» MATERIAL FOR THIS TASK
□ □ □ □
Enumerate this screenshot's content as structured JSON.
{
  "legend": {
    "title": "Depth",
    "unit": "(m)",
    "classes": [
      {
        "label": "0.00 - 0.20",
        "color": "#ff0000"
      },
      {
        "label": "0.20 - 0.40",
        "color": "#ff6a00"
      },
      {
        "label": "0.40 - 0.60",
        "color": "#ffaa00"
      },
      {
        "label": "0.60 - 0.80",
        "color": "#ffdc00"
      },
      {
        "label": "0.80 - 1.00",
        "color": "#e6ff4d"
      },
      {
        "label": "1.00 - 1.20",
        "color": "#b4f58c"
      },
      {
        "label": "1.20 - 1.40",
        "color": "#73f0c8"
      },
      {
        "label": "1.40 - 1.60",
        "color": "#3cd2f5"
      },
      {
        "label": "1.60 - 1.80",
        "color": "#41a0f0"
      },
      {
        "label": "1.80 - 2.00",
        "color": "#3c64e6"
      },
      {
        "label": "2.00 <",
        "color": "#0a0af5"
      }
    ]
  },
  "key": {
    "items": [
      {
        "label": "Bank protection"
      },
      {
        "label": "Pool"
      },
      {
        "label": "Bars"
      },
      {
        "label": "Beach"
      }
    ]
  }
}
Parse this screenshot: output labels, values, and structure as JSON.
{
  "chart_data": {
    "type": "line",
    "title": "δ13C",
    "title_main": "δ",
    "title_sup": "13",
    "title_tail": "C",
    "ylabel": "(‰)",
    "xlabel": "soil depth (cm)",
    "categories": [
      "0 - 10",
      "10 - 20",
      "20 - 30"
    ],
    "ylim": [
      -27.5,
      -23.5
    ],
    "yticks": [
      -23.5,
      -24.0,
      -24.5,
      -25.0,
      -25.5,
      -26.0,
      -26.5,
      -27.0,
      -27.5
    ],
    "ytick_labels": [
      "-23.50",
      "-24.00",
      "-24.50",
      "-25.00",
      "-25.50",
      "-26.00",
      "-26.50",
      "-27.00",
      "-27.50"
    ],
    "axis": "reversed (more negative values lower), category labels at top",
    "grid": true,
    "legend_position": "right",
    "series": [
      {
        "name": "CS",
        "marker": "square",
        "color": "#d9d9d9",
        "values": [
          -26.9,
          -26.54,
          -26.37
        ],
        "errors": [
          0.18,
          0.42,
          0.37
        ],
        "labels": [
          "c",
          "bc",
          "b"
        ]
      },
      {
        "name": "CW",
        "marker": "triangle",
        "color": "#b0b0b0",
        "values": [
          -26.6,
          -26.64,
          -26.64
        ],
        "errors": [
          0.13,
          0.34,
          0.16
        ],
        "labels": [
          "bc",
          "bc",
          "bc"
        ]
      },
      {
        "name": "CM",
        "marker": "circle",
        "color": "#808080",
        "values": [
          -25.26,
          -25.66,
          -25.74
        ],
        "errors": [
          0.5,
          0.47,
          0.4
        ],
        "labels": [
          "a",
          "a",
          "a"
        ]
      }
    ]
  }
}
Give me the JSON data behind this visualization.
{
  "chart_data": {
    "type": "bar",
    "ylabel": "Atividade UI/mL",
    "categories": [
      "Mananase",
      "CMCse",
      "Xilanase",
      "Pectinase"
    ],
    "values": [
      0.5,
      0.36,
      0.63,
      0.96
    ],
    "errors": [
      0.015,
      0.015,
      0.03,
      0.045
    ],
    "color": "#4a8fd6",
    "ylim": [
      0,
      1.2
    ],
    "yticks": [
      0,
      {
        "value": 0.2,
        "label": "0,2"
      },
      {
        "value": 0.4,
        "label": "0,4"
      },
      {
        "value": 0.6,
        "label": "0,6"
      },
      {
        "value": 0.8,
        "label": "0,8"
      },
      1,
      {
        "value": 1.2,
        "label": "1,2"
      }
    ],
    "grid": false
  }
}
□ □ □ □
» REQUIREMENTS
Exactly as shown, repeat every record.

» TASK SOLUTION
Enumerate this screenshot's content as structured JSON.
{
  "legend": {
    "title": "Depth",
    "unit": "(m)",
    "classes": [
      {
        "label": "0.00 - 0.20",
        "color": "#ff0000"
      },
      {
        "label": "0.20 - 0.40",
        "color": "#ff6a00"
      },
      {
        "label": "0.40 - 0.60",
        "color": "#ffaa00"
      },
      {
        "label": "0.60 - 0.80",
        "color": "#ffdc00"
      },
      {
        "label": "0.80 - 1.00",
        "color": "#e6ff4d"
      },
      {
        "label": "1.00 - 1.20",
        "color": "#b4f58c"
      },
      {
        "label": "1.20 - 1.40",
        "color": "#73f0c8"
      },
      {
        "label": "1.40 - 1.60",
        "color": "#3cd2f5"
      },
      {
        "label": "1.60 - 1.80",
        "color": "#41a0f0"
      },
      {
        "label": "1.80 - 2.00",
        "color": "#3c64e6"
      },
      {
        "label": "2.00 <",
        "color": "#0a0af5"
      }
    ]
  },
  "key": {
    "items": [
      {
        "label": "Bank protection"
      },
      {
        "label": "Pool"
      },
      {
        "label": "Bars"
      },
      {
        "label": "Beach"
      }
    ]
  }
}
Parse this screenshot: output labels, values, and structure as JSON.
{
  "chart_data": {
    "type": "line",
    "title": "δ13C",
    "title_main": "δ",
    "title_sup": "13",
    "title_tail": "C",
    "ylabel": "(‰)",
    "xlabel": "soil depth (cm)",
    "categories": [
      "0 - 10",
      "10 - 20",
      "20 - 30"
    ],
    "ylim": [
      -27.5,
      -23.5
    ],
    "yticks": [
      -23.5,
      -24.0,
      -24.5,
      -25.0,
      -25.5,
      -26.0,
      -26.5,
      -27.0,
      -27.5
    ],
    "ytick_labels": [
      "-23.50",
      "-24.00",
      "-24.50",
      "-25.00",
      "-25.50",
      "-26.00",
      "-26.50",
      "-27.00",
      "-27.50"
    ],
    "axis": "reversed (more negative values lower), category labels at top",
    "grid": true,
    "legend_position": "right",
    "series": [
      {
        "name": "CS",
        "marker": "square",
        "color": "#d9d9d9",
        "values": [
          -26.9,
          -26.54,
          -26.37
        ],
        "errors": [
          0.18,
          0.42,
          0.37
        ],
        "labels": [
          "c",
          "bc",
          "b"
        ]
      },
      {
        "name": "CW",
        "marker": "triangle",
        "color": "#b0b0b0",
        "values": [
          -26.6,
          -26.64,
          -26.64
        ],
        "errors": [
          0.13,
          0.34,
          0.16
        ],
        "labels": [
          "bc",
          "bc",
          "bc"
        ]
      },
      {
        "name": "CM",
        "marker": "circle",
        "color": "#808080",
        "values": [
          -25.26,
          -25.66,
          -25.74
        ],
        "errors": [
          0.5,
          0.47,
          0.4
        ],
        "labels": [
          "a",
          "a",
          "a"
        ]
      }
    ]
  }
}
Give me the JSON data behind this visualization.
{
  "chart_data": {
    "type": "bar",
    "ylabel": "Atividade UI/mL",
    "categories": [
      "Mananase",
      "CMCse",
      "Xilanase",
      "Pectinase"
    ],
    "values": [
      0.5,
      0.36,
      0.63,
      0.96
    ],
    "errors": [
      0.015,
      0.015,
      0.03,
      0.045
    ],
    "color": "#4a8fd6",
    "ylim": [
      0,
      1.2
    ],
    "yticks": [
      0,
      {
        "value": 0.2,
        "label": "0,2"
      },
      {
        "value": 0.4,
        "label": "0,4"
      },
      {
        "value": 0.6,
        "label": "0,6"
      },
      {
        "value": 0.8,
        "label": "0,8"
      },
      1,
      {
        "value": 1.2,
        "label": "1,2"
      }
    ],
    "grid": false
  }
}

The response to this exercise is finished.